# [Recorded data]

-------------------------

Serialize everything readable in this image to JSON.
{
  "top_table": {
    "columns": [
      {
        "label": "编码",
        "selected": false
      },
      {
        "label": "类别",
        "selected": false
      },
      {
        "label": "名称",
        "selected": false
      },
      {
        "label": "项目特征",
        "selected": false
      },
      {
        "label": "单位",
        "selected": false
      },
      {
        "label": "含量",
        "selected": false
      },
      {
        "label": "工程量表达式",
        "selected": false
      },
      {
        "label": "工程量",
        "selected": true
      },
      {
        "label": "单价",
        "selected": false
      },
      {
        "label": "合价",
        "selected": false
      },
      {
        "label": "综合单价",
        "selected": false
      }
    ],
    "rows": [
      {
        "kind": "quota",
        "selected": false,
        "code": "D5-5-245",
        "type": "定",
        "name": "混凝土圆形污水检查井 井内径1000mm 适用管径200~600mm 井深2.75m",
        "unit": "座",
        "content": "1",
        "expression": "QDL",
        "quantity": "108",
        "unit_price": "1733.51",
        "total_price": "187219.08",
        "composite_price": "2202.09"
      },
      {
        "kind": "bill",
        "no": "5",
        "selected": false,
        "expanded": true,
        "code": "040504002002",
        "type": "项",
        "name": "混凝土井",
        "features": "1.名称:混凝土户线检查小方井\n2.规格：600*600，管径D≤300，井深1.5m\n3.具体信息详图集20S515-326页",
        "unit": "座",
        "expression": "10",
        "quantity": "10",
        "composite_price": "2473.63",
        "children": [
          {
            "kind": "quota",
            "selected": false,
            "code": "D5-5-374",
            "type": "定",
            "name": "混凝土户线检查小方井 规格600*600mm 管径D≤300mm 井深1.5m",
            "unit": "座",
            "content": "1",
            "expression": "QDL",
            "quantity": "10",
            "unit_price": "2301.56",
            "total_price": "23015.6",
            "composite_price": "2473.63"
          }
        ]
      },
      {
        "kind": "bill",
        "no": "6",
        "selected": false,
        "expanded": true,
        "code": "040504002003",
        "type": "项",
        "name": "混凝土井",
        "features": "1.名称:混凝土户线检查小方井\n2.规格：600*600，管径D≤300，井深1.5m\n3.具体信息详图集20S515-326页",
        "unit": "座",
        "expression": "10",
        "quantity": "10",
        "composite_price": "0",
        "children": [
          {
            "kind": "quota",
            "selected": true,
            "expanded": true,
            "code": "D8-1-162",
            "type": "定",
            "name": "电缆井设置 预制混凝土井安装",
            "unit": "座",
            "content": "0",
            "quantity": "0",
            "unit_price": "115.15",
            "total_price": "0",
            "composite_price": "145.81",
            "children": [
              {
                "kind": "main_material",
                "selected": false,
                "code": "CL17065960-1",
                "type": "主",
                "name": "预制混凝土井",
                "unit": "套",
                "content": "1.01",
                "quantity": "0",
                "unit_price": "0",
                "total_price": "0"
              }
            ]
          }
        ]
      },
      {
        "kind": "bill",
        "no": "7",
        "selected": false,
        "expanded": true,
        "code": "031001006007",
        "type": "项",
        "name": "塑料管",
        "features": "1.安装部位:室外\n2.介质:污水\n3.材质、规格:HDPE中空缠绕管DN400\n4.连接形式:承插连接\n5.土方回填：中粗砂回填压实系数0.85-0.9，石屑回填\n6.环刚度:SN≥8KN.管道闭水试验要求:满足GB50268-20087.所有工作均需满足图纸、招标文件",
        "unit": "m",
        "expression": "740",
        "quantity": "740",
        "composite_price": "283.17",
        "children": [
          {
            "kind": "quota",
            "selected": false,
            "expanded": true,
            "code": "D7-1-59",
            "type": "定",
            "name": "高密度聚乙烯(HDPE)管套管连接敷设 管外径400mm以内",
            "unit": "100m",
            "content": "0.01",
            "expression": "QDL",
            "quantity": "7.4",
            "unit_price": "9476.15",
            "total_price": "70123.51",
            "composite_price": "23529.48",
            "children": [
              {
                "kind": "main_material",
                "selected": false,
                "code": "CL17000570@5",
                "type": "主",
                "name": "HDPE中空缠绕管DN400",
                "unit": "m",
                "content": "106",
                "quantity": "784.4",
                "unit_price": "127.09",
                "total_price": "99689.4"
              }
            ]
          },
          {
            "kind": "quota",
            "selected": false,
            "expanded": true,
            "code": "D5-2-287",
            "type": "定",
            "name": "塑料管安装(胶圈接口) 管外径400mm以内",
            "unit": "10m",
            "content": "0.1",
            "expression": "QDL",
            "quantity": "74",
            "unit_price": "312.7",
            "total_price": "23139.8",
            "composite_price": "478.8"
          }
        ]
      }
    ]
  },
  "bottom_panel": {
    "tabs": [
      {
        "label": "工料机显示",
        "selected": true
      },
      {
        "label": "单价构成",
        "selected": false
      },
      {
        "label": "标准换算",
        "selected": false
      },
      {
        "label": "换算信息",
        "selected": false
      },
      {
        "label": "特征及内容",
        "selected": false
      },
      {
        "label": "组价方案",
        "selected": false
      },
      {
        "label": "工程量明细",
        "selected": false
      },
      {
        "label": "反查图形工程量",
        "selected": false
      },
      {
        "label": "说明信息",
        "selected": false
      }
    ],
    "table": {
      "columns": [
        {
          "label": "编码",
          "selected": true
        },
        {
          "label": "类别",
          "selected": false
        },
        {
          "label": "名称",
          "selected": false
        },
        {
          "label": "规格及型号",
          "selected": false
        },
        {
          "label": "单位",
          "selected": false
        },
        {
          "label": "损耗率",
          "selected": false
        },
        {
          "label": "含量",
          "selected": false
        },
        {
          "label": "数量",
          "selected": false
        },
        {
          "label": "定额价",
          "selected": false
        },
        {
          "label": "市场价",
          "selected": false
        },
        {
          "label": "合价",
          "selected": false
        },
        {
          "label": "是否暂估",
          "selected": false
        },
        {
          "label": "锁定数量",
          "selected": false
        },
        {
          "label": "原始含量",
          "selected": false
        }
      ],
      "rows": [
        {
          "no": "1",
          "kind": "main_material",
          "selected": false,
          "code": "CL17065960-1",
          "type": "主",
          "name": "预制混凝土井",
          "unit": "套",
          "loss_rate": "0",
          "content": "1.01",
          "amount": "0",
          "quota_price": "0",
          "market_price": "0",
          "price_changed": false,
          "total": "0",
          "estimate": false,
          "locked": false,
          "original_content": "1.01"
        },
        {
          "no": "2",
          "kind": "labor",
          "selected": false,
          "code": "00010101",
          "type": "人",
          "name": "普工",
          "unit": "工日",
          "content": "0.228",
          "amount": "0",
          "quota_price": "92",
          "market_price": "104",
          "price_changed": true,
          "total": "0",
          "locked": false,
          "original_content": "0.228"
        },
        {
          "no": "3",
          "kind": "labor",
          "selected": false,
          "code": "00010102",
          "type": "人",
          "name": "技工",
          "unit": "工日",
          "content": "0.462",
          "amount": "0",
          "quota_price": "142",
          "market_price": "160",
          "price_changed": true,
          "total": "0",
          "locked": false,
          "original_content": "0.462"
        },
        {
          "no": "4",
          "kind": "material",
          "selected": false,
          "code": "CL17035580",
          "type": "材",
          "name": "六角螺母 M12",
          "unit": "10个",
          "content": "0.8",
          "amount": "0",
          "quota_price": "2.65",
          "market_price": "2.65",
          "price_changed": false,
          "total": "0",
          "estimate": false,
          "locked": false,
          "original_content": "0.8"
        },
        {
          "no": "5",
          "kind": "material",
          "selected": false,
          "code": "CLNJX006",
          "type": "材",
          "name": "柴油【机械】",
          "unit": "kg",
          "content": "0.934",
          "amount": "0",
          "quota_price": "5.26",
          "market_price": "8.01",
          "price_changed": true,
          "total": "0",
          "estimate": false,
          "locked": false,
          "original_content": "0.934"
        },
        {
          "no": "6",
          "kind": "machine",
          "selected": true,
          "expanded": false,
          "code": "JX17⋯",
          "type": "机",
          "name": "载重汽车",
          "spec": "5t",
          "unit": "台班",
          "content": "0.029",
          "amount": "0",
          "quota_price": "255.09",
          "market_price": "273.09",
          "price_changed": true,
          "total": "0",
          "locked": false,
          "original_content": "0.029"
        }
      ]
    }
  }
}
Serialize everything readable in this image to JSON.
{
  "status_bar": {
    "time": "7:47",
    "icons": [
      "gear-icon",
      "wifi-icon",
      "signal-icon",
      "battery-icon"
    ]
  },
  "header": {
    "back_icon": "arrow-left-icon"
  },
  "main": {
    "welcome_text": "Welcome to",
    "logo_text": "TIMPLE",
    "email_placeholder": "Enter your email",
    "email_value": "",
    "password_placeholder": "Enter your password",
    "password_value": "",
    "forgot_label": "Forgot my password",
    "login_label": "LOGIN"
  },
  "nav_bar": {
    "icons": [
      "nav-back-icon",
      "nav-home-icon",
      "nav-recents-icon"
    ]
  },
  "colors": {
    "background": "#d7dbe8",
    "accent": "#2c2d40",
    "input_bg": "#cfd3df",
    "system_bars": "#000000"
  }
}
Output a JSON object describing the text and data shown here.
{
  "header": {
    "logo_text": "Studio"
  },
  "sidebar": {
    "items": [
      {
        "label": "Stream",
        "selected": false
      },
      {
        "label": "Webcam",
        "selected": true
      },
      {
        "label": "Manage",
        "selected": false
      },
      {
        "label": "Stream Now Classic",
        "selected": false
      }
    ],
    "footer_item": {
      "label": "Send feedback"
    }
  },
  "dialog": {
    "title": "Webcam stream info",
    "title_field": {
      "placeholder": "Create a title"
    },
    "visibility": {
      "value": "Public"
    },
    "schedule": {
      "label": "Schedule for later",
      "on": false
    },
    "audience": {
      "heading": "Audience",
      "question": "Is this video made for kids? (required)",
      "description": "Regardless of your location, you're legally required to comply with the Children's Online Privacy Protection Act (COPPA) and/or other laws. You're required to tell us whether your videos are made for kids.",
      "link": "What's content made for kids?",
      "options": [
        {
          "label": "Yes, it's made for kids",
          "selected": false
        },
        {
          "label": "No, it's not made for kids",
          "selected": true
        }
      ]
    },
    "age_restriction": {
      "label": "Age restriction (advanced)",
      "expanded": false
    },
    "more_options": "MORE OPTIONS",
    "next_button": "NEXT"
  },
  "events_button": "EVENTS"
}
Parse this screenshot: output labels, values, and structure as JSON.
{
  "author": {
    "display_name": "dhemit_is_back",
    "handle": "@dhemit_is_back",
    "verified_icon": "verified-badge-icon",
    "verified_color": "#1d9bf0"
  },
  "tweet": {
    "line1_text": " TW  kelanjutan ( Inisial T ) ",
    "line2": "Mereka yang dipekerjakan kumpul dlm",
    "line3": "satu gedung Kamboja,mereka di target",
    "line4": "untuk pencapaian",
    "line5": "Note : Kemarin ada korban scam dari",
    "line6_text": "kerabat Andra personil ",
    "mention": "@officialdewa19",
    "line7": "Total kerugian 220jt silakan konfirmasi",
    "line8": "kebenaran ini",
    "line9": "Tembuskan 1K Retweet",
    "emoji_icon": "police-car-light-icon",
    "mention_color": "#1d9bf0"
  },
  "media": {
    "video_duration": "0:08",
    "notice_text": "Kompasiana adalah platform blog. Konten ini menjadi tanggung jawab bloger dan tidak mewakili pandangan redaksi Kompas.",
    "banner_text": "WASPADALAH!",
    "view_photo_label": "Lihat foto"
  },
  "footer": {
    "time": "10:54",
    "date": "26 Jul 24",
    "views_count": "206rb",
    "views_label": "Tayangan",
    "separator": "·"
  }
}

-------------------------

# [Written problem]
Reproduce exactly the lines from the one with "Parse this screenshot: output" through the end of the entries above, both ends included.

# [Task output]
Parse this screenshot: output labels, values, and structure as JSON.
{
  "author": {
    "display_name": "dhemit_is_back",
    "handle": "@dhemit_is_back",
    "verified_icon": "verified-badge-icon",
    "verified_color": "#1d9bf0"
  },
  "tweet": {
    "line1_text": " TW  kelanjutan ( Inisial T ) ",
    "line2": "Mereka yang dipekerjakan kumpul dlm",
    "line3": "satu gedung Kamboja,mereka di target",
    "line4": "untuk pencapaian",
    "line5": "Note : Kemarin ada korban scam dari",
    "line6_text": "kerabat Andra personil ",
    "mention": "@officialdewa19",
    "line7": "Total kerugian 220jt silakan konfirmasi",
    "line8": "kebenaran ini",
    "line9": "Tembuskan 1K Retweet",
    "emoji_icon": "police-car-light-icon",
    "mention_color": "#1d9bf0"
  },
  "media": {
    "video_duration": "0:08",
    "notice_text": "Kompasiana adalah platform blog. Konten ini menjadi tanggung jawab bloger dan tidak mewakili pandangan redaksi Kompas.",
    "banner_text": "WASPADALAH!",
    "view_photo_label": "Lihat foto"
  },
  "footer": {
    "time": "10:54",
    "date": "26 Jul 24",
    "views_count": "206rb",
    "views_label": "Tayangan",
    "separator": "·"
  }
}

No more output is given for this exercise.